> **EXERCISE PROMPT**:
All records must be quoted exactly. Omit the pictures.

[Start of EXTRACTED INFORMATION]

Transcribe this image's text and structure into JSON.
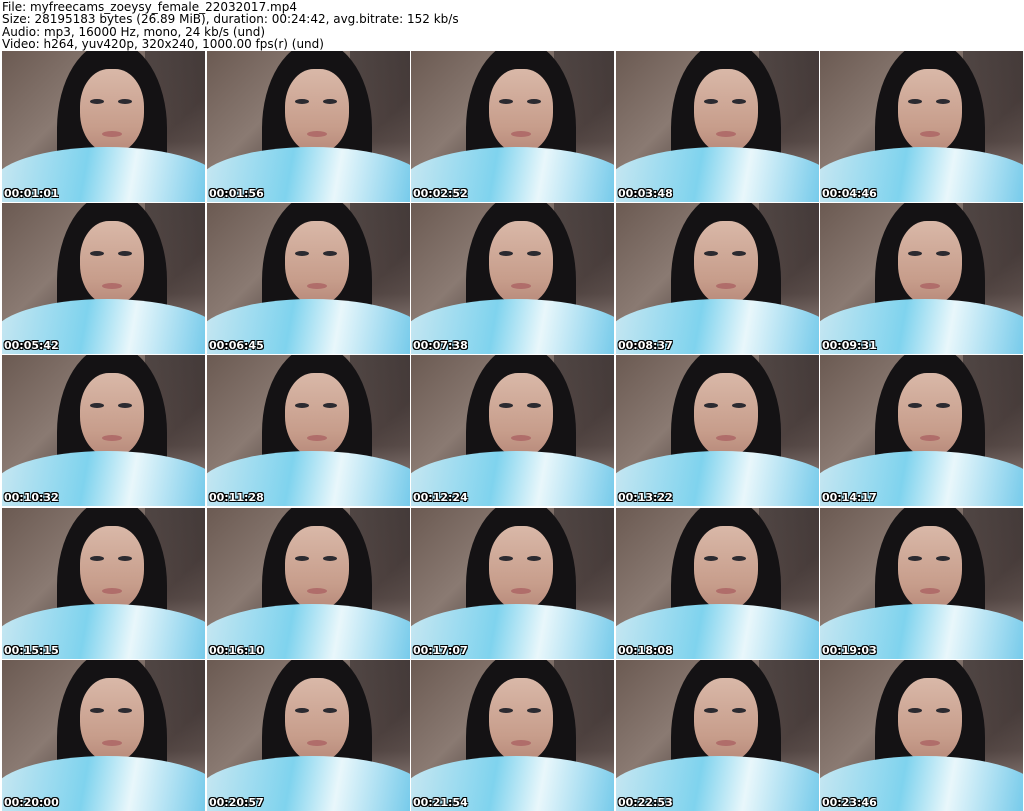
{
  "header": {
    "line1": "File: myfreecams_zoeysy_female_22032017.mp4",
    "line2": "Size: 28195183 bytes (26.89 MiB), duration: 00:24:42, avg.bitrate: 152 kb/s",
    "line3": "Audio: mp3, 16000 Hz, mono, 24 kb/s (und)",
    "line4": "Video: h264, yuv420p, 320x240, 1000.00 fps(r) (und)"
  },
  "thumbnails": [
    {
      "timestamp": "00:01:01"
    },
    {
      "timestamp": "00:01:56"
    },
    {
      "timestamp": "00:02:52"
    },
    {
      "timestamp": "00:03:48"
    },
    {
      "timestamp": "00:04:46"
    },
    {
      "timestamp": "00:05:42"
    },
    {
      "timestamp": "00:06:45"
    },
    {
      "timestamp": "00:07:38"
    },
    {
      "timestamp": "00:08:37"
    },
    {
      "timestamp": "00:09:31"
    },
    {
      "timestamp": "00:10:32"
    },
    {
      "timestamp": "00:11:28"
    },
    {
      "timestamp": "00:12:24"
    },
    {
      "timestamp": "00:13:22"
    },
    {
      "timestamp": "00:14:17"
    },
    {
      "timestamp": "00:15:15"
    },
    {
      "timestamp": "00:16:10"
    },
    {
      "timestamp": "00:17:07"
    },
    {
      "timestamp": "00:18:08"
    },
    {
      "timestamp": "00:19:03"
    },
    {
      "timestamp": "00:20:00"
    },
    {
      "timestamp": "00:20:57"
    },
    {
      "timestamp": "00:21:54"
    },
    {
      "timestamp": "00:22:53"
    },
    {
      "timestamp": "00:23:46"
    }
  ]
}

[End of EXTRACTED INFORMATION]

> **SOLUTION TO THIS PROBLEM**:
Transcribe this image's text and structure into JSON.
{
  "header": {
    "line1": "File: myfreecams_zoeysy_female_22032017.mp4",
    "line2": "Size: 28195183 bytes (26.89 MiB), duration: 00:24:42, avg.bitrate: 152 kb/s",
    "line3": "Audio: mp3, 16000 Hz, mono, 24 kb/s (und)",
    "line4": "Video: h264, yuv420p, 320x240, 1000.00 fps(r) (und)"
  },
  "thumbnails": [
    {
      "timestamp": "00:01:01"
    },
    {
      "timestamp": "00:01:56"
    },
    {
      "timestamp": "00:02:52"
    },
    {
      "timestamp": "00:03:48"
    },
    {
      "timestamp": "00:04:46"
    },
    {
      "timestamp": "00:05:42"
    },
    {
      "timestamp": "00:06:45"
    },
    {
      "timestamp": "00:07:38"
    },
    {
      "timestamp": "00:08:37"
    },
    {
      "timestamp": "00:09:31"
    },
    {
      "timestamp": "00:10:32"
    },
    {
      "timestamp": "00:11:28"
    },
    {
      "timestamp": "00:12:24"
    },
    {
      "timestamp": "00:13:22"
    },
    {
      "timestamp": "00:14:17"
    },
    {
      "timestamp": "00:15:15"
    },
    {
      "timestamp": "00:16:10"
    },
    {
      "timestamp": "00:17:07"
    },
    {
      "timestamp": "00:18:08"
    },
    {
      "timestamp": "00:19:03"
    },
    {
      "timestamp": "00:20:00"
    },
    {
      "timestamp": "00:20:57"
    },
    {
      "timestamp": "00:21:54"
    },
    {
      "timestamp": "00:22:53"
    },
    {
      "timestamp": "00:23:46"
    }
  ]
}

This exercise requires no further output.